TO DO — Print the entire listing. Each line must match the original exactly.

--- MATERIAL PROVIDED ---

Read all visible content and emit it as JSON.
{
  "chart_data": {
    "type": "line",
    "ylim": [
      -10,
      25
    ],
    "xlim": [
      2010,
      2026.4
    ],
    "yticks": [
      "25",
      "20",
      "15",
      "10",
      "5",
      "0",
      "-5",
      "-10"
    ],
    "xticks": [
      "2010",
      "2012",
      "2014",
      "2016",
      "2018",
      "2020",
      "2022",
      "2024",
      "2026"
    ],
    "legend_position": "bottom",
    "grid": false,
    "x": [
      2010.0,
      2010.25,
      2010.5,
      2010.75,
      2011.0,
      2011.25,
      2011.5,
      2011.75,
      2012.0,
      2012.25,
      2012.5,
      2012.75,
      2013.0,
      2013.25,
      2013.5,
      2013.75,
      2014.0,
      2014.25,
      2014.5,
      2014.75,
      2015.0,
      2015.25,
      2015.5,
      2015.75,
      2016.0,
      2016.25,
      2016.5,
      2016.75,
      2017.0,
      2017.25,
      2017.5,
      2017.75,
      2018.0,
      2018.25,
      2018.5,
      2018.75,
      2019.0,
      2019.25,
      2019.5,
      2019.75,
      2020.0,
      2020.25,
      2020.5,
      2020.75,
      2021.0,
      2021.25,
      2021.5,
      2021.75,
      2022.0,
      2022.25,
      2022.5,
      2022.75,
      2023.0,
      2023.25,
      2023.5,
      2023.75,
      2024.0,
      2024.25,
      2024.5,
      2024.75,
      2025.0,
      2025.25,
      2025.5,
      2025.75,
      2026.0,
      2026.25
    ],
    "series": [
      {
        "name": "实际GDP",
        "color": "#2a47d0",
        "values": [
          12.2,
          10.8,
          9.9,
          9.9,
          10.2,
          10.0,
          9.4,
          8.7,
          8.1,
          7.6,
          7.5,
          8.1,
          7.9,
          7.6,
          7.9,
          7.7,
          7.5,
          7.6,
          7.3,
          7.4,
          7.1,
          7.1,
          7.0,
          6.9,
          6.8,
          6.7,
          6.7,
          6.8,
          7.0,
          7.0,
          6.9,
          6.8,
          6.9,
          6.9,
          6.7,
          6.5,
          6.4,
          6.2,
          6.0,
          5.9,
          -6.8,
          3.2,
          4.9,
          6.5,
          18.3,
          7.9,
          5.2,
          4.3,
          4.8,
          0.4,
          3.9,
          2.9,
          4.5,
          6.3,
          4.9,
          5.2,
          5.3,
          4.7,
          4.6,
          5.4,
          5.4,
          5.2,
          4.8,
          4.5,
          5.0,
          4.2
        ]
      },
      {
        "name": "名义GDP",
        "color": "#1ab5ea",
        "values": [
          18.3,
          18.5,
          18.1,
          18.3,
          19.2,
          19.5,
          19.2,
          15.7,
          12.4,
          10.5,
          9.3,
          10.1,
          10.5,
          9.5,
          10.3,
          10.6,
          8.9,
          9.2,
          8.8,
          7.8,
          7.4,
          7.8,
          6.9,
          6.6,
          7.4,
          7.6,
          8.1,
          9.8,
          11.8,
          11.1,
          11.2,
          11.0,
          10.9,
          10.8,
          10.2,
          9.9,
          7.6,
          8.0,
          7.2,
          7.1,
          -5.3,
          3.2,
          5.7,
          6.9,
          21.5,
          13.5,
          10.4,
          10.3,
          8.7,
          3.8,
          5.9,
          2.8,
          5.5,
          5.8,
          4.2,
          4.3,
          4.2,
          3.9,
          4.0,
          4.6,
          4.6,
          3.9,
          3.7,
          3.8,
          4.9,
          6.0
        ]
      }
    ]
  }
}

---

SOLUTION FOR THIS TASK —
Read all visible content and emit it as JSON.
{
  "chart_data": {
    "type": "line",
    "ylim": [
      -10,
      25
    ],
    "xlim": [
      2010,
      2026.4
    ],
    "yticks": [
      "25",
      "20",
      "15",
      "10",
      "5",
      "0",
      "-5",
      "-10"
    ],
    "xticks": [
      "2010",
      "2012",
      "2014",
      "2016",
      "2018",
      "2020",
      "2022",
      "2024",
      "2026"
    ],
    "legend_position": "bottom",
    "grid": false,
    "x": [
      2010.0,
      2010.25,
      2010.5,
      2010.75,
      2011.0,
      2011.25,
      2011.5,
      2011.75,
      2012.0,
      2012.25,
      2012.5,
      2012.75,
      2013.0,
      2013.25,
      2013.5,
      2013.75,
      2014.0,
      2014.25,
      2014.5,
      2014.75,
      2015.0,
      2015.25,
      2015.5,
      2015.75,
      2016.0,
      2016.25,
      2016.5,
      2016.75,
      2017.0,
      2017.25,
      2017.5,
      2017.75,
      2018.0,
      2018.25,
      2018.5,
      2018.75,
      2019.0,
      2019.25,
      2019.5,
      2019.75,
      2020.0,
      2020.25,
      2020.5,
      2020.75,
      2021.0,
      2021.25,
      2021.5,
      2021.75,
      2022.0,
      2022.25,
      2022.5,
      2022.75,
      2023.0,
      2023.25,
      2023.5,
      2023.75,
      2024.0,
      2024.25,
      2024.5,
      2024.75,
      2025.0,
      2025.25,
      2025.5,
      2025.75,
      2026.0,
      2026.25
    ],
    "series": [
      {
        "name": "实际GDP",
        "color": "#2a47d0",
        "values": [
          12.2,
          10.8,
          9.9,
          9.9,
          10.2,
          10.0,
          9.4,
          8.7,
          8.1,
          7.6,
          7.5,
          8.1,
          7.9,
          7.6,
          7.9,
          7.7,
          7.5,
          7.6,
          7.3,
          7.4,
          7.1,
          7.1,
          7.0,
          6.9,
          6.8,
          6.7,
          6.7,
          6.8,
          7.0,
          7.0,
          6.9,
          6.8,
          6.9,
          6.9,
          6.7,
          6.5,
          6.4,
          6.2,
          6.0,
          5.9,
          -6.8,
          3.2,
          4.9,
          6.5,
          18.3,
          7.9,
          5.2,
          4.3,
          4.8,
          0.4,
          3.9,
          2.9,
          4.5,
          6.3,
          4.9,
          5.2,
          5.3,
          4.7,
          4.6,
          5.4,
          5.4,
          5.2,
          4.8,
          4.5,
          5.0,
          4.2
        ]
      },
      {
        "name": "名义GDP",
        "color": "#1ab5ea",
        "values": [
          18.3,
          18.5,
          18.1,
          18.3,
          19.2,
          19.5,
          19.2,
          15.7,
          12.4,
          10.5,
          9.3,
          10.1,
          10.5,
          9.5,
          10.3,
          10.6,
          8.9,
          9.2,
          8.8,
          7.8,
          7.4,
          7.8,
          6.9,
          6.6,
          7.4,
          7.6,
          8.1,
          9.8,
          11.8,
          11.1,
          11.2,
          11.0,
          10.9,
          10.8,
          10.2,
          9.9,
          7.6,
          8.0,
          7.2,
          7.1,
          -5.3,
          3.2,
          5.7,
          6.9,
          21.5,
          13.5,
          10.4,
          10.3,
          8.7,
          3.8,
          5.9,
          2.8,
          5.5,
          5.8,
          4.2,
          4.3,
          4.2,
          3.9,
          4.0,
          4.6,
          4.6,
          3.9,
          3.7,
          3.8,
          4.9,
          6.0
        ]
      }
    ]
  }
}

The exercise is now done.